* **Objective 1**
Summarize the passage on free score sends in two sentences.

* * *

ACT and The College Board just gave students who take the ACT or SAT with a fee waiver many more free score sends.  Here’s how we got here.

Just in time for the holidays, ACT made a big announcement on the morning of December 13.  Effective September 2018, any student who received a fee waiver to take the ACT will be able to send up to twenty score reports for each test they took at no additional cost at any point during the application process.  A few hours later, the College Board contacted the Princeton Review directly to announce that, starting in May, they would give students who received fee waivers for the SAT unlimited free score sends.  College Board also announced that CSS Profile, a service used by many selective colleges that meet all financial need for their applicants, would be free for low-income, first-time domestic college applicants who received an SAT fee waiver or satisfied other conditions.

Here is what David Coleman, CEO of the College Board, wrote:

“The College Board is delighted that low-income students who take the SAT and ACT will now be able to send score reports to colleges for free. I am proud that both of our nonprofit organizations are standing up for the students who need it most. As we shared with our member leaders this fall, the College Board will provide unlimited SAT score reports for low-income students starting spring 2018. In addition, CSS Profile will become completely free for low-income students. We will also continue our long-standing partnership with higher education to provide college application fee waivers so that the entire application process will be free for low-income students.”

Under the current system, ACT gives all students four free score sends, but they must be used within five days of taking the test.  The College Board does the same thing, but it gives students nine days.  One problem with both policies is that students do not know their scores before the free score sends expire.  Wealthier students can wait to see how they did before they decide to send a score to a school, giving them an advantage.

The other problem is that many students apply to more than four colleges, so score sends can become expensive. (According to a NACAC report, the [portion of first-time freshmen submitting seven or more applications has grown from just 10% in 1995 to 35% in 2016.) The College Board charges students $12.00 for additional score reports.  They currently provide four free score sends to students who received a waiver to take the SAT.  ACT charges students $13 per test, and currently provides no free score sends for students who received a waiver to take the ACT.  So, if a low-income student didn’t use the universally free score sends (which have to be sent blind) and wanted to send two scores off to, say, ten colleges, it would cost her $72.00 to send off SAT scores and $260.00 for the ACT.  Applying to college is expensive, and while these sums might not mean a lot to some families, for many students they can be a barrier to applying to a wide-enough range of colleges to ensure a good academic and financial fit.  You can read a lot more about how score send fees act as micro-barriers to college access in this Atlantic piece by our Director of National Outreach, James Murphy.

We congratulate ACT and The College Board on these policy changes that have made it a little bit easier for students to realize their dreams.  Many, many people helped enact these policy changes at ACT.  Heath Einstein at Texas Christian University and the ACCEPT counselor group have been loud cheerleaders for letting students self-report scores.  Gabi McColgan at the Castilleja School organized a panel at NACAC this year with representatives from the University of Chicago and University of Iowa as well as Einstein from TCU.  A couple of hundred people showed up at that panel to learn that self-reporting was not just safe but also better for students and admissions officers.

* * *

* **Objective 2**
From the rows below, pull out everything from the line that contains "dislike-icon[interactable]: [20, 981, 46, 1007]" down to the line that contains "mention-icon[interactable]: [38, 1119, 68, 1149]", both included, and copy those lines without any change.

* * *

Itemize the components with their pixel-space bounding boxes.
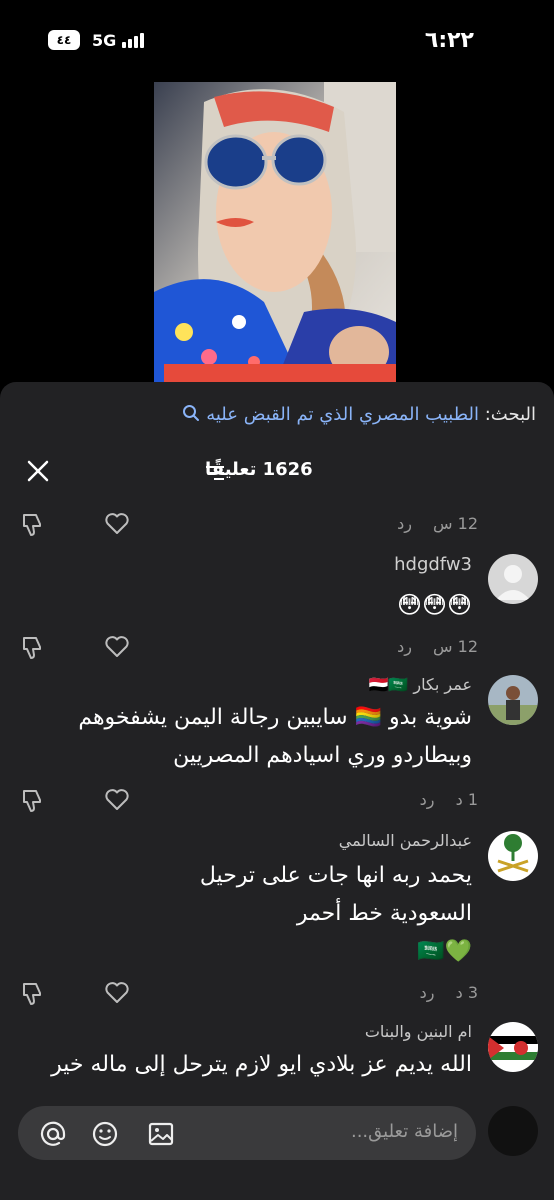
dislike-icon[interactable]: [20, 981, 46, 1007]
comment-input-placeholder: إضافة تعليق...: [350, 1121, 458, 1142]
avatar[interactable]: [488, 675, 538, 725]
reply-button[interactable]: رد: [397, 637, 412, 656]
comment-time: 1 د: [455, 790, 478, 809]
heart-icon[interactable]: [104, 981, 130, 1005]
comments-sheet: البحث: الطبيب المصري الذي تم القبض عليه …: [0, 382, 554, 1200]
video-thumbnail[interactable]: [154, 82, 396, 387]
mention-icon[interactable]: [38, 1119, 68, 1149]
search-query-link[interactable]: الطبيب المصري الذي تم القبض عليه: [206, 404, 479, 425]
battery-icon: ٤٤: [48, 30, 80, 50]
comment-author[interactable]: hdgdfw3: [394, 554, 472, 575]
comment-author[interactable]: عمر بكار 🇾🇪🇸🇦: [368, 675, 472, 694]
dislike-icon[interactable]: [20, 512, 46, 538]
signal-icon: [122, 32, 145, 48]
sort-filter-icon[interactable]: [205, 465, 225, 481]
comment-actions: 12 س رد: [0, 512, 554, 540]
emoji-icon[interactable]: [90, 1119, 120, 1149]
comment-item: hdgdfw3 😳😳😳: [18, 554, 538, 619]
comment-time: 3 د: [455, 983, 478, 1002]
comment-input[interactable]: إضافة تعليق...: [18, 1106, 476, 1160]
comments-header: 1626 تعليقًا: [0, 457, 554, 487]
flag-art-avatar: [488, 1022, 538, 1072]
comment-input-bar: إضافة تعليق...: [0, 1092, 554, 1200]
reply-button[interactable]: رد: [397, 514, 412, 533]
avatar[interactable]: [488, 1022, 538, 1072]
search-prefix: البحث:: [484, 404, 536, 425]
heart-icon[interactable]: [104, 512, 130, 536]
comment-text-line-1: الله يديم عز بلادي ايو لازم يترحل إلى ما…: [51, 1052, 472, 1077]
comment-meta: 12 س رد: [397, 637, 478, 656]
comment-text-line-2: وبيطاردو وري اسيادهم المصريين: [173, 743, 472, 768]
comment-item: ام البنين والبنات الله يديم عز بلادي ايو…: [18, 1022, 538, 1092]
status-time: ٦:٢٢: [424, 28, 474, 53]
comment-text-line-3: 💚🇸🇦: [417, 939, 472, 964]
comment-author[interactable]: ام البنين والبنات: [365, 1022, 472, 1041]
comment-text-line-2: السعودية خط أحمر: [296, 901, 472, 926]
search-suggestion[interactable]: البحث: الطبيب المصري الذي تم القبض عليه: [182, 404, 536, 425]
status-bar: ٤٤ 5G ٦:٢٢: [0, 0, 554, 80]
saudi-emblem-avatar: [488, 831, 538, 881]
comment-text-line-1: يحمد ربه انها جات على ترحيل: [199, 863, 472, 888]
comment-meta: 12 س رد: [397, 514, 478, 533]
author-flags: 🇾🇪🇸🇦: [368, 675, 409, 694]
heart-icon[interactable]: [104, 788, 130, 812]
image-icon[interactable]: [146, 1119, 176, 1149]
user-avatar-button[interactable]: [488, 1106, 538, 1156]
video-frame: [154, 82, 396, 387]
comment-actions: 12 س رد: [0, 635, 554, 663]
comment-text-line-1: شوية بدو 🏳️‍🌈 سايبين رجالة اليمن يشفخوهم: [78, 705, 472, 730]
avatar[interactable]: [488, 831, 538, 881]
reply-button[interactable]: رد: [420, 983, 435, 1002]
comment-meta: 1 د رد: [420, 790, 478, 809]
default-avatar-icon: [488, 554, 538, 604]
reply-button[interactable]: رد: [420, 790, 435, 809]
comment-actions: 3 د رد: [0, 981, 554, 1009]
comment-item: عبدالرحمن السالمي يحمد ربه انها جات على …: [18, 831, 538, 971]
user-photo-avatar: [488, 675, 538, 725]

* * *

* **Reply 1**
ACT announced that, effective September 2018, students who took the ACT with a fee waiver can send up to twenty score reports per test at no cost at any point in the application process, and the College Board said it would give SAT fee-waiver students unlimited free score sends and make CSS Profile free for eligible low-income applicants. The changes respond to current policies under which free score sends expire before students know their scores and extra reports cost money, which can keep low-income students from applying to a wide-enough range of colleges.

* **Reply 2**
dislike-icon[interactable]: [20, 981, 46, 1007]
comment-input-placeholder: إضافة تعليق...: [350, 1121, 458, 1142]
avatar[interactable]: [488, 675, 538, 725]
reply-button[interactable]: رد: [397, 637, 412, 656]
comment-time: 1 د: [455, 790, 478, 809]
heart-icon[interactable]: [104, 981, 130, 1005]
comments-sheet: البحث: الطبيب المصري الذي تم القبض عليه …: [0, 382, 554, 1200]
video-thumbnail[interactable]: [154, 82, 396, 387]
mention-icon[interactable]: [38, 1119, 68, 1149]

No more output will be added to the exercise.